▶ Data for the task
>> start

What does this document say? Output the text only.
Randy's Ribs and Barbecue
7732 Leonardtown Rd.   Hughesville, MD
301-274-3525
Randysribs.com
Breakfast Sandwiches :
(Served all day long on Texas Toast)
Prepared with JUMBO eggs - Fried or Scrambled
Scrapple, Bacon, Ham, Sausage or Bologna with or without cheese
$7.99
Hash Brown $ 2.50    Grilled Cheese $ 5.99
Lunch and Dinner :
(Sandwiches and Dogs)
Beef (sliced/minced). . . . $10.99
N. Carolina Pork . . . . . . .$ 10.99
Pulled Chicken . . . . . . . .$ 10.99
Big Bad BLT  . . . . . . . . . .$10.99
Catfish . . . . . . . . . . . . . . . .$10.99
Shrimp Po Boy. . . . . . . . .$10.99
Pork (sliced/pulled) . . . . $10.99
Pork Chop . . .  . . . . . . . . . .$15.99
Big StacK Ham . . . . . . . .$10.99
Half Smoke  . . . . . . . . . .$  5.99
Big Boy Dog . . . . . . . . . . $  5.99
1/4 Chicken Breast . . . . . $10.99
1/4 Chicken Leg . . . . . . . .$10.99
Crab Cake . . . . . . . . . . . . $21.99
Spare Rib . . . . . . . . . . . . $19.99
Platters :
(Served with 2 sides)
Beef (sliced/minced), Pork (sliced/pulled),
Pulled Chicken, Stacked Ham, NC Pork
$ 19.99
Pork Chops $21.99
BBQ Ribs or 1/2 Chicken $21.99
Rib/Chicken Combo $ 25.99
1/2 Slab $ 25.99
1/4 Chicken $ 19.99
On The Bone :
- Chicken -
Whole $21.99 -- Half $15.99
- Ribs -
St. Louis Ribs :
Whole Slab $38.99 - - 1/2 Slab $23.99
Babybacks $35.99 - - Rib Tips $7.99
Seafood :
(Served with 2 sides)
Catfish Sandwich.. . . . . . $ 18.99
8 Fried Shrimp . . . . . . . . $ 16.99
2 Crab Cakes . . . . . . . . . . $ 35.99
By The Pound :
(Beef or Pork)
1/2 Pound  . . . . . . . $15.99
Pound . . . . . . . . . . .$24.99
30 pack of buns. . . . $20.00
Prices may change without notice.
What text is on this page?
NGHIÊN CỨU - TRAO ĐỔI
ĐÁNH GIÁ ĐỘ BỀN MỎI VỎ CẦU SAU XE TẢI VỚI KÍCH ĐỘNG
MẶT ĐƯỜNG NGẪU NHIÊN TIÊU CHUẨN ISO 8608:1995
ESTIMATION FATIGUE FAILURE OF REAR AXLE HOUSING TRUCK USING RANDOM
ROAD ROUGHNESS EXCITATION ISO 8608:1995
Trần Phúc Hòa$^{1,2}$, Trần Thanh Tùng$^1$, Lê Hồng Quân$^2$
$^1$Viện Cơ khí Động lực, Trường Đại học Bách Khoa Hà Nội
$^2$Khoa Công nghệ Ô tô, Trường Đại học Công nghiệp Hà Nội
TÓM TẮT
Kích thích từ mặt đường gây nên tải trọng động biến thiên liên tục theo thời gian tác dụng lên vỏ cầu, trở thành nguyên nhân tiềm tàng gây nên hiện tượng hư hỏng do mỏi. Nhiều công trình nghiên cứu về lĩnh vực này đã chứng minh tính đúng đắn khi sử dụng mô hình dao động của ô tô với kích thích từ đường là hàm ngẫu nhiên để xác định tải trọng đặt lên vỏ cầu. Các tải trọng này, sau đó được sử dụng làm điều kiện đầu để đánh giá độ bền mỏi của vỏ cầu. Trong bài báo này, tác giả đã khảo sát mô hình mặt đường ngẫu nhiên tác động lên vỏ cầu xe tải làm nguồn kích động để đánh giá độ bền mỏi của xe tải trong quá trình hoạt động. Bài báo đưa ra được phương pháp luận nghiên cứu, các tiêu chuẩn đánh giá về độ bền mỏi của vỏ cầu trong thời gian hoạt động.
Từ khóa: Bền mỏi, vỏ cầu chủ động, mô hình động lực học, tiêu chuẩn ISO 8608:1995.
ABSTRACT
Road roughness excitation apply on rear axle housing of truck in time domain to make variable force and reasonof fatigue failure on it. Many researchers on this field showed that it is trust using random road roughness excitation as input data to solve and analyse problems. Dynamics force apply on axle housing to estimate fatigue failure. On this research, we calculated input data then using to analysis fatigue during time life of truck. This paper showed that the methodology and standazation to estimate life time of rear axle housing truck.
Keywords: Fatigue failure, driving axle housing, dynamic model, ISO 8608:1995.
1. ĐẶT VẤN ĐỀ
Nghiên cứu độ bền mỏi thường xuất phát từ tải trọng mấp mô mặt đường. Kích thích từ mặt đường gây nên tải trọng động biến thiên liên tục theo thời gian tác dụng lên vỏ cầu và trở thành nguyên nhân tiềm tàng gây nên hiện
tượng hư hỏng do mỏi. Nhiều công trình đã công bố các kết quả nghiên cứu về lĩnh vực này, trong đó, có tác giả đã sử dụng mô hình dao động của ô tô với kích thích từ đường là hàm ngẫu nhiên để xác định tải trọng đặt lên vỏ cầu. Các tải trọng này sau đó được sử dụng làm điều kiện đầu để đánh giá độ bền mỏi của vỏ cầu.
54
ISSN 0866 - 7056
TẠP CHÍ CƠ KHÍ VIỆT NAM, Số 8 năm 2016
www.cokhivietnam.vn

>> end

▶ Exercise
Quote all the records exactly, please, leaving none out.

▶ Output below
What does this document say? Output the text only.
Randy's Ribs and Barbecue
7732 Leonardtown Rd.   Hughesville, MD
301-274-3525
Randysribs.com
Breakfast Sandwiches :
(Served all day long on Texas Toast)
Prepared with JUMBO eggs - Fried or Scrambled
Scrapple, Bacon, Ham, Sausage or Bologna with or without cheese
$7.99
Hash Brown $ 2.50    Grilled Cheese $ 5.99
Lunch and Dinner :
(Sandwiches and Dogs)
Beef (sliced/minced). . . . $10.99
N. Carolina Pork . . . . . . .$ 10.99
Pulled Chicken . . . . . . . .$ 10.99
Big Bad BLT  . . . . . . . . . .$10.99
Catfish . . . . . . . . . . . . . . . .$10.99
Shrimp Po Boy. . . . . . . . .$10.99
Pork (sliced/pulled) . . . . $10.99
Pork Chop . . .  . . . . . . . . . .$15.99
Big StacK Ham . . . . . . . .$10.99
Half Smoke  . . . . . . . . . .$  5.99
Big Boy Dog . . . . . . . . . . $  5.99
1/4 Chicken Breast . . . . . $10.99
1/4 Chicken Leg . . . . . . . .$10.99
Crab Cake . . . . . . . . . . . . $21.99
Spare Rib . . . . . . . . . . . . $19.99
Platters :
(Served with 2 sides)
Beef (sliced/minced), Pork (sliced/pulled),
Pulled Chicken, Stacked Ham, NC Pork
$ 19.99
Pork Chops $21.99
BBQ Ribs or 1/2 Chicken $21.99
Rib/Chicken Combo $ 25.99
1/2 Slab $ 25.99
1/4 Chicken $ 19.99
On The Bone :
- Chicken -
Whole $21.99 -- Half $15.99
- Ribs -
St. Louis Ribs :
Whole Slab $38.99 - - 1/2 Slab $23.99
Babybacks $35.99 - - Rib Tips $7.99
Seafood :
(Served with 2 sides)
Catfish Sandwich.. . . . . . $ 18.99
8 Fried Shrimp . . . . . . . . $ 16.99
2 Crab Cakes . . . . . . . . . . $ 35.99
By The Pound :
(Beef or Pork)
1/2 Pound  . . . . . . . $15.99
Pound . . . . . . . . . . .$24.99
30 pack of buns. . . . $20.00
Prices may change without notice.
What text is on this page?
NGHIÊN CỨU - TRAO ĐỔI
ĐÁNH GIÁ ĐỘ BỀN MỎI VỎ CẦU SAU XE TẢI VỚI KÍCH ĐỘNG
MẶT ĐƯỜNG NGẪU NHIÊN TIÊU CHUẨN ISO 8608:1995
ESTIMATION FATIGUE FAILURE OF REAR AXLE HOUSING TRUCK USING RANDOM
ROAD ROUGHNESS EXCITATION ISO 8608:1995
Trần Phúc Hòa$^{1,2}$, Trần Thanh Tùng$^1$, Lê Hồng Quân$^2$
$^1$Viện Cơ khí Động lực, Trường Đại học Bách Khoa Hà Nội
$^2$Khoa Công nghệ Ô tô, Trường Đại học Công nghiệp Hà Nội
TÓM TẮT
Kích thích từ mặt đường gây nên tải trọng động biến thiên liên tục theo thời gian tác dụng lên vỏ cầu, trở thành nguyên nhân tiềm tàng gây nên hiện tượng hư hỏng do mỏi. Nhiều công trình nghiên cứu về lĩnh vực này đã chứng minh tính đúng đắn khi sử dụng mô hình dao động của ô tô với kích thích từ đường là hàm ngẫu nhiên để xác định tải trọng đặt lên vỏ cầu. Các tải trọng này, sau đó được sử dụng làm điều kiện đầu để đánh giá độ bền mỏi của vỏ cầu. Trong bài báo này, tác giả đã khảo sát mô hình mặt đường ngẫu nhiên tác động lên vỏ cầu xe tải làm nguồn kích động để đánh giá độ bền mỏi của xe tải trong quá trình hoạt động. Bài báo đưa ra được phương pháp luận nghiên cứu, các tiêu chuẩn đánh giá về độ bền mỏi của vỏ cầu trong thời gian hoạt động.
Từ khóa: Bền mỏi, vỏ cầu chủ động, mô hình động lực học, tiêu chuẩn ISO 8608:1995.
ABSTRACT
Road roughness excitation apply on rear axle housing of truck in time domain to make variable force and reasonof fatigue failure on it. Many researchers on this field showed that it is trust using random road roughness excitation as input data to solve and analyse problems. Dynamics force apply on axle housing to estimate fatigue failure. On this research, we calculated input data then using to analysis fatigue during time life of truck. This paper showed that the methodology and standazation to estimate life time of rear axle housing truck.
Keywords: Fatigue failure, driving axle housing, dynamic model, ISO 8608:1995.
1. ĐẶT VẤN ĐỀ
Nghiên cứu độ bền mỏi thường xuất phát từ tải trọng mấp mô mặt đường. Kích thích từ mặt đường gây nên tải trọng động biến thiên liên tục theo thời gian tác dụng lên vỏ cầu và trở thành nguyên nhân tiềm tàng gây nên hiện
tượng hư hỏng do mỏi. Nhiều công trình đã công bố các kết quả nghiên cứu về lĩnh vực này, trong đó, có tác giả đã sử dụng mô hình dao động của ô tô với kích thích từ đường là hàm ngẫu nhiên để xác định tải trọng đặt lên vỏ cầu. Các tải trọng này sau đó được sử dụng làm điều kiện đầu để đánh giá độ bền mỏi của vỏ cầu.
54
ISSN 0866 - 7056
TẠP CHÍ CƠ KHÍ VIỆT NAM, Số 8 năm 2016
www.cokhivietnam.vn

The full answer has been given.